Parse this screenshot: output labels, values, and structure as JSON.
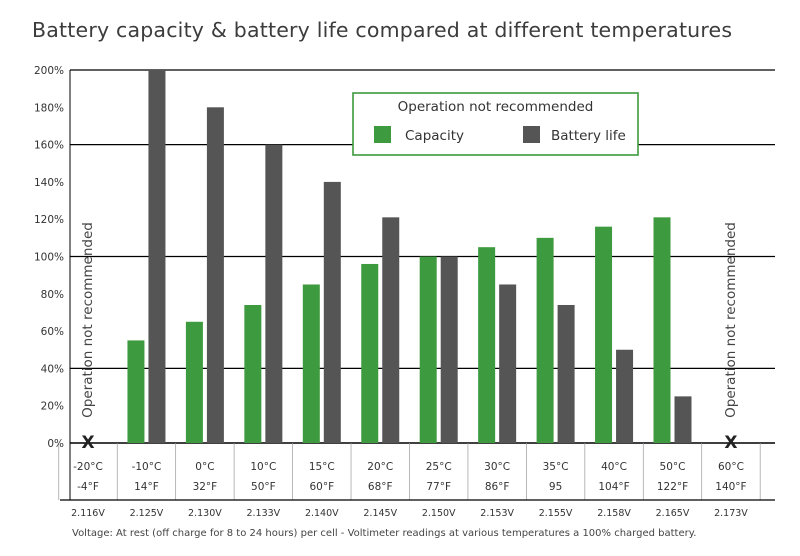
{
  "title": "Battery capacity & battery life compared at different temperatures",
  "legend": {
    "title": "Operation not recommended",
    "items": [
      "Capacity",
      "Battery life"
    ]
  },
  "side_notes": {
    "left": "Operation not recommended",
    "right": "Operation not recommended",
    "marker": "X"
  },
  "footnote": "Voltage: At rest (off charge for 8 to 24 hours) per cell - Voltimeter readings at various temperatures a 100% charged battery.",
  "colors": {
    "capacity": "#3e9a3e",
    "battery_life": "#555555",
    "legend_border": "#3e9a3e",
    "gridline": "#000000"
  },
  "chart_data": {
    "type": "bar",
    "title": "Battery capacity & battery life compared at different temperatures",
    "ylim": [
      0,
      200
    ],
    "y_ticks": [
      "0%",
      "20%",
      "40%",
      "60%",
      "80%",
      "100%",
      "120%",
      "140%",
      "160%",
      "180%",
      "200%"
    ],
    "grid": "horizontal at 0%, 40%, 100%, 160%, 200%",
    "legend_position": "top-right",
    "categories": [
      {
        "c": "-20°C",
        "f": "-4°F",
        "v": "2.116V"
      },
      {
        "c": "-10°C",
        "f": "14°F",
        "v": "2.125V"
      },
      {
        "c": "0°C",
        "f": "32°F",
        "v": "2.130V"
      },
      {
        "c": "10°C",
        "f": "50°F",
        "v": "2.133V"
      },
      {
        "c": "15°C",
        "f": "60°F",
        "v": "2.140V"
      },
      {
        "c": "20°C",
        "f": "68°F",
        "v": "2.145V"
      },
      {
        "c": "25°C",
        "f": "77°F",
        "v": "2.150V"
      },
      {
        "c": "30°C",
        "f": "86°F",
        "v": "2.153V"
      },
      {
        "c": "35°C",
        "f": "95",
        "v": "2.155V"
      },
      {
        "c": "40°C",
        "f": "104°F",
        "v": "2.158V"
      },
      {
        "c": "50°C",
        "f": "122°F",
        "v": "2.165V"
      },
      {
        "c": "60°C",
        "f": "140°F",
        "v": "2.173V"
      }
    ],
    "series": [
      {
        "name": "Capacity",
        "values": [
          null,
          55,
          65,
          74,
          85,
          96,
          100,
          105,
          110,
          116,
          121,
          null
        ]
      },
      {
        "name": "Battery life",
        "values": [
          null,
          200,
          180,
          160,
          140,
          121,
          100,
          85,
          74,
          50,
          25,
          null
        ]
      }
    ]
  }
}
----
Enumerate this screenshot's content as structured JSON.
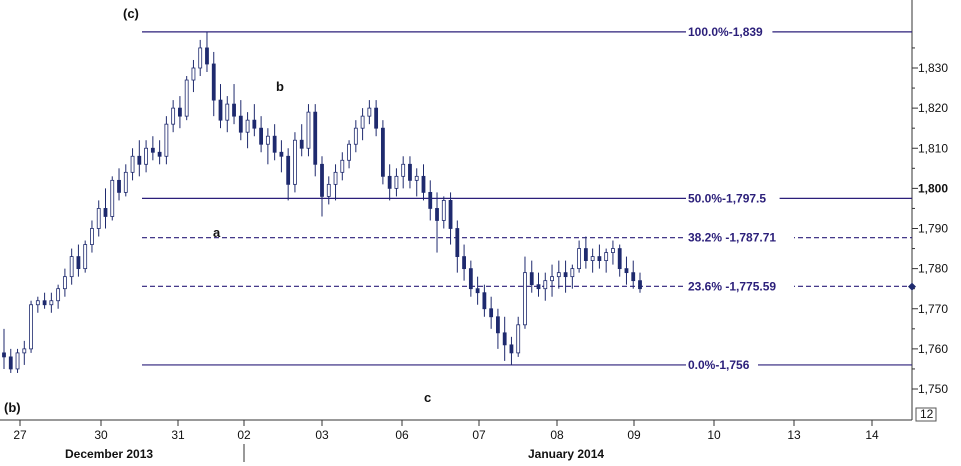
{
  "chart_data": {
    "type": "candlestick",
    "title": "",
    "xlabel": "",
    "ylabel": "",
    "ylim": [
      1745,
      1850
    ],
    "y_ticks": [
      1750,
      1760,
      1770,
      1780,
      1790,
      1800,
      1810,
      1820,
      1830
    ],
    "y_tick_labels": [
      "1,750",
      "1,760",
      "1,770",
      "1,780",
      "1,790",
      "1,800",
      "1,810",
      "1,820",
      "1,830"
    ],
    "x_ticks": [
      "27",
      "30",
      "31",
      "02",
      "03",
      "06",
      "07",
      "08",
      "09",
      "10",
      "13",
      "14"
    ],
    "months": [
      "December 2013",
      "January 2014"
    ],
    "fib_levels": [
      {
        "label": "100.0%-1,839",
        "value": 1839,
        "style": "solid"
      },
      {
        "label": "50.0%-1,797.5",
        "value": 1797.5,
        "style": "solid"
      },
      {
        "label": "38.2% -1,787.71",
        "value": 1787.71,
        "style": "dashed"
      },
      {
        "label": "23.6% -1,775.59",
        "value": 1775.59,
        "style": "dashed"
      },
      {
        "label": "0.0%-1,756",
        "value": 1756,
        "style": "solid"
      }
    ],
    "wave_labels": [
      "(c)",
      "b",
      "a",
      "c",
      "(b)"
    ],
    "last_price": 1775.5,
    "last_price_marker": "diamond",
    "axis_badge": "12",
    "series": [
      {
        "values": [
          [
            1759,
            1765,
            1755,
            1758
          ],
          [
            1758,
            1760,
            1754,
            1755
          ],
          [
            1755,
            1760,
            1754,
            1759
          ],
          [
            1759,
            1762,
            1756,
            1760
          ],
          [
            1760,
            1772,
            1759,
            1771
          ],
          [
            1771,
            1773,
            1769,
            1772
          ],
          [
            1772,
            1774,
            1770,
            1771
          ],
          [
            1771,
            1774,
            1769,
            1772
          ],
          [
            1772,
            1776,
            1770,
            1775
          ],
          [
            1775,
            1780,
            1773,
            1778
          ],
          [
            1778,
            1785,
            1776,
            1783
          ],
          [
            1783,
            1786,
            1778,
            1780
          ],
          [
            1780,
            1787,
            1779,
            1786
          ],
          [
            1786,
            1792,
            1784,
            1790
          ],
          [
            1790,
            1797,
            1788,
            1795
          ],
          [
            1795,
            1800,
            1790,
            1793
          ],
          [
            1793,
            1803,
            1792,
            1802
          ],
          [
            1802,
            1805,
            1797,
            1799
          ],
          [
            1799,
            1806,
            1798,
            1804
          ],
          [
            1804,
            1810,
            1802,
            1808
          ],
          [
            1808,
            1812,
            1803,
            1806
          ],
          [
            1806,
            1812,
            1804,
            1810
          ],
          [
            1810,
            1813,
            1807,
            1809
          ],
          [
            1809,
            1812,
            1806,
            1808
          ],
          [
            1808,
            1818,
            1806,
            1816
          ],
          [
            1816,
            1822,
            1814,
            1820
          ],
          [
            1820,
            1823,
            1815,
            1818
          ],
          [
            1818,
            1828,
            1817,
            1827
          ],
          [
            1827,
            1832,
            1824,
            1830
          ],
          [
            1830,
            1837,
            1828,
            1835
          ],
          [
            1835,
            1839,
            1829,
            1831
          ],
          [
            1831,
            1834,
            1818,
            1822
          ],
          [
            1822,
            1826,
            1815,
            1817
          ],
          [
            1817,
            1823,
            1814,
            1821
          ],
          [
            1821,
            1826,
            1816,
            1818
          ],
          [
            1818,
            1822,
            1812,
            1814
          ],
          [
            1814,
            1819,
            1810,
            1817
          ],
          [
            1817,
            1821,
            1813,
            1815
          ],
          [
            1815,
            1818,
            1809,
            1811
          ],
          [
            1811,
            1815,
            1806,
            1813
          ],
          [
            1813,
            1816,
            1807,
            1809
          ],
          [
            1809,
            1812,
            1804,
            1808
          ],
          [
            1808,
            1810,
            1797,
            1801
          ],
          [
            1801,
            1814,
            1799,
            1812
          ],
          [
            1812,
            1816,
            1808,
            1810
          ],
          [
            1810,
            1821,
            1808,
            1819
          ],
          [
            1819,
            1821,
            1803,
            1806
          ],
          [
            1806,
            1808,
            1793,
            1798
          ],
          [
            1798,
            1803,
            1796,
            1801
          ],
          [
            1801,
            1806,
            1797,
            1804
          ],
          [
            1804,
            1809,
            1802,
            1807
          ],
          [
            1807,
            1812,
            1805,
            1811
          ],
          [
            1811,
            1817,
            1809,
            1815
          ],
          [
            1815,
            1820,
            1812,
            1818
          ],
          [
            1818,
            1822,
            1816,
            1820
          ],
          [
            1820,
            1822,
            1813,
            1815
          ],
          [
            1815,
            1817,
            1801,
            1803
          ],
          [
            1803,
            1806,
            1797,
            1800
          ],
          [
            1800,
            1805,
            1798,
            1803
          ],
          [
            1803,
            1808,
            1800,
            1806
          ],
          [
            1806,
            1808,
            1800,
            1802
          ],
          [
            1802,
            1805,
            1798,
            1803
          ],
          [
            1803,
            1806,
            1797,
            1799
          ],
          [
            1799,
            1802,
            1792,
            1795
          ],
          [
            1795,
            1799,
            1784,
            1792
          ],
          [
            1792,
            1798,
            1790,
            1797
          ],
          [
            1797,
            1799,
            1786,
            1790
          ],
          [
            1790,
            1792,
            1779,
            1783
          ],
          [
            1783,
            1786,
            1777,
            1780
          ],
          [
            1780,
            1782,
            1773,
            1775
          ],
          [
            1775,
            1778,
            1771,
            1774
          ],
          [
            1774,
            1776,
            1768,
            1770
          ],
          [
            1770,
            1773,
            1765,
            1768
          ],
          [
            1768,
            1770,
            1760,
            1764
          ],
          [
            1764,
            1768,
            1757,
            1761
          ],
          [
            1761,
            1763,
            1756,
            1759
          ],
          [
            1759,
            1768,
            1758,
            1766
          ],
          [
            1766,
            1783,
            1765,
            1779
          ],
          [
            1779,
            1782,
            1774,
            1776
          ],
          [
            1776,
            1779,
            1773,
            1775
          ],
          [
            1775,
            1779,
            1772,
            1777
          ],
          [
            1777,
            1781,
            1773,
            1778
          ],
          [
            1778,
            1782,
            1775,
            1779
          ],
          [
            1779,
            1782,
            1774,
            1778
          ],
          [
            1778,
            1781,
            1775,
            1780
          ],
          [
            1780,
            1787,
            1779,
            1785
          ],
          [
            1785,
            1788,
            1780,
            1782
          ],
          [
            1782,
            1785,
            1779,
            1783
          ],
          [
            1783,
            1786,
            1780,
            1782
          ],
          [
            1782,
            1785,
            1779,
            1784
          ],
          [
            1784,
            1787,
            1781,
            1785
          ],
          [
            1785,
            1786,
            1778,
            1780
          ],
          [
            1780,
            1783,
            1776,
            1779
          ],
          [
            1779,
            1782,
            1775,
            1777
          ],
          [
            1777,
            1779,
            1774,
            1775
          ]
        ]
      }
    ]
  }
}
----
**Task description**
Copy every line of the entries above in which "title" occurs.

**Output of the task**
  "title": "Battery capacity & battery life compared at different temperatures",
    "title": "Operation not recommended",
    "title": "Battery capacity & battery life compared at different temperatures",
    "title": "",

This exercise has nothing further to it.